--- START ---

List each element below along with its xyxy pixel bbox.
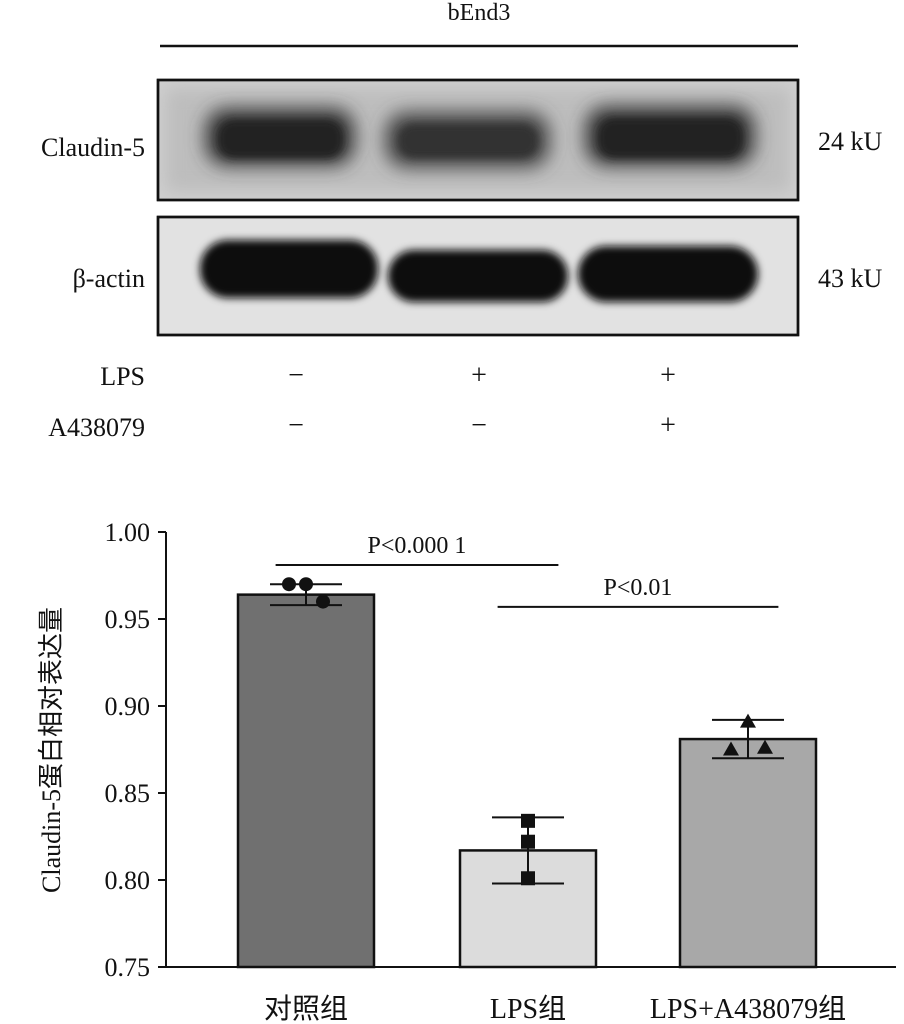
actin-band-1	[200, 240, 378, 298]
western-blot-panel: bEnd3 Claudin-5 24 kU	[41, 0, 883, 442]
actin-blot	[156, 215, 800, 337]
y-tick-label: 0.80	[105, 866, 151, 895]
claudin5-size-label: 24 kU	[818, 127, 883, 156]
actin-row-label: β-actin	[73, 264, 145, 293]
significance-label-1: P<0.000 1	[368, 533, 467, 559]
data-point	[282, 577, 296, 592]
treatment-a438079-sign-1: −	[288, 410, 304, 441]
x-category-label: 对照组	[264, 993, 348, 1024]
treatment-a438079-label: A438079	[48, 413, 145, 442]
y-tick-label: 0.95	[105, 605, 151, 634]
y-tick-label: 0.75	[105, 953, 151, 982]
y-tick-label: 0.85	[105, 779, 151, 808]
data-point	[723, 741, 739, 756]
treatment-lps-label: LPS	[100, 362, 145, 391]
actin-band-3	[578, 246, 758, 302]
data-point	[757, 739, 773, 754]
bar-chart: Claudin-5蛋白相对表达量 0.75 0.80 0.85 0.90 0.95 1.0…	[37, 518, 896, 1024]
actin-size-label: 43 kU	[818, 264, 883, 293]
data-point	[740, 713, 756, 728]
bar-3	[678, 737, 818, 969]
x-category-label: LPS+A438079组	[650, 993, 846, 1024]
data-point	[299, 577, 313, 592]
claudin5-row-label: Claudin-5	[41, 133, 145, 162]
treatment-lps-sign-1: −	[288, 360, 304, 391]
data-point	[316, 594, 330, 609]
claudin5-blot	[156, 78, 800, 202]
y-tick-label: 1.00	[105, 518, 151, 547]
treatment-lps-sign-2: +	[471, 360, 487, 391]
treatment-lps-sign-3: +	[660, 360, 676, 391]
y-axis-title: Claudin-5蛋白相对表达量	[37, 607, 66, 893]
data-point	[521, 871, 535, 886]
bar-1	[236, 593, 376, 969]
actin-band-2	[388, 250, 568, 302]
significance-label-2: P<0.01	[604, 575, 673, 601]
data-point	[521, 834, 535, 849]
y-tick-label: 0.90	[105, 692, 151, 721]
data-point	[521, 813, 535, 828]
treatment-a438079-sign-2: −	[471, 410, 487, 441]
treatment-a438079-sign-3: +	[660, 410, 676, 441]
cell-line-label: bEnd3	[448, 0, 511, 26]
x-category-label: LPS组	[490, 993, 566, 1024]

--- END ---
--- START ---

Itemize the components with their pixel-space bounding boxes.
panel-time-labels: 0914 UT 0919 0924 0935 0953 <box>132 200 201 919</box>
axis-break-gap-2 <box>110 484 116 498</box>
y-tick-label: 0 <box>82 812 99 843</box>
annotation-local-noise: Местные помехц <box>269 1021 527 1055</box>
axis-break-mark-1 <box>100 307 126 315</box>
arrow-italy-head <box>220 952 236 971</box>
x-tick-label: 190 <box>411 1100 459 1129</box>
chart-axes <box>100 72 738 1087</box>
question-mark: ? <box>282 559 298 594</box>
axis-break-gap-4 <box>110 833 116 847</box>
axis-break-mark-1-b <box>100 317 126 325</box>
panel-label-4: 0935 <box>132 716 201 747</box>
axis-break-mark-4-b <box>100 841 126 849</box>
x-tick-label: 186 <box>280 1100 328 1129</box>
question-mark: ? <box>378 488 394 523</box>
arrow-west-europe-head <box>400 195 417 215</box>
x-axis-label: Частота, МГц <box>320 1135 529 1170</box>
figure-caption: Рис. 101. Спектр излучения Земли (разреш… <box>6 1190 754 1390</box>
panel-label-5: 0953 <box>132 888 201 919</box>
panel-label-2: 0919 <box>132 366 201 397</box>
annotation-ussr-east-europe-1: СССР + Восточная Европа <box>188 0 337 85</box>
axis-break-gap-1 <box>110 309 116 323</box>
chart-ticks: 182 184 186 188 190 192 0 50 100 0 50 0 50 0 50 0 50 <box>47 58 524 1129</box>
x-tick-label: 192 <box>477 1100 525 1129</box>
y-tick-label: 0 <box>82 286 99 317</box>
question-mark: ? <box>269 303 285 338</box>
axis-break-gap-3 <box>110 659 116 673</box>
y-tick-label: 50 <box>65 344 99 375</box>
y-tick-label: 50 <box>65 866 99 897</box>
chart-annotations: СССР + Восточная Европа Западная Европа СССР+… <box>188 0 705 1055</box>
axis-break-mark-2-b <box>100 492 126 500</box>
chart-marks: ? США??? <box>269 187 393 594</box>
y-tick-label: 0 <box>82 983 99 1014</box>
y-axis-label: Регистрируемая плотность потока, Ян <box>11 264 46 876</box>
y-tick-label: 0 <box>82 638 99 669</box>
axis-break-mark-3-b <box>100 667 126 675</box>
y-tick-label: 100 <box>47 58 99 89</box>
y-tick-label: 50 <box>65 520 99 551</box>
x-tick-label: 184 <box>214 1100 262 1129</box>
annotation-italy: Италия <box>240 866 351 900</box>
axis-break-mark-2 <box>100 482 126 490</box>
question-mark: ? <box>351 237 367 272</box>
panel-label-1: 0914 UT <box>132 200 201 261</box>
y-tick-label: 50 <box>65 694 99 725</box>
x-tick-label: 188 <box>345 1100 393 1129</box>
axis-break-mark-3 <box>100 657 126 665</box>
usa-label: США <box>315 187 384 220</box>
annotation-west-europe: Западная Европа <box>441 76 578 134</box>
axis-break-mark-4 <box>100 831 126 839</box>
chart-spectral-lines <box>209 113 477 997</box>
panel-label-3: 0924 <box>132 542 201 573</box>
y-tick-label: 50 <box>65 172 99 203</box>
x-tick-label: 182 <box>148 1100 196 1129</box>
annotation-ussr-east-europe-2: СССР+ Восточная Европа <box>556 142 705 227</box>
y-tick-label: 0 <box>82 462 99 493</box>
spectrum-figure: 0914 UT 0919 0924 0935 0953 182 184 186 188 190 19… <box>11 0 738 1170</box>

--- END ---

▸ Job: Reproduce the listing from the line with "Itemize the components" up to and including the line with "axis-break-mark-4-b <box>100 841", keeping every character unchanged.

▸ Full answer:
Itemize the components with their pixel-space bounding boxes.
panel-time-labels: 0914 UT 0919 0924 0935 0953 <box>132 200 201 919</box>
axis-break-gap-2 <box>110 484 116 498</box>
y-tick-label: 0 <box>82 812 99 843</box>
annotation-local-noise: Местные помехц <box>269 1021 527 1055</box>
axis-break-mark-1 <box>100 307 126 315</box>
arrow-italy-head <box>220 952 236 971</box>
x-tick-label: 190 <box>411 1100 459 1129</box>
chart-axes <box>100 72 738 1087</box>
question-mark: ? <box>282 559 298 594</box>
axis-break-gap-4 <box>110 833 116 847</box>
axis-break-mark-1-b <box>100 317 126 325</box>
panel-label-4: 0935 <box>132 716 201 747</box>
axis-break-mark-4-b <box>100 841 126 849</box>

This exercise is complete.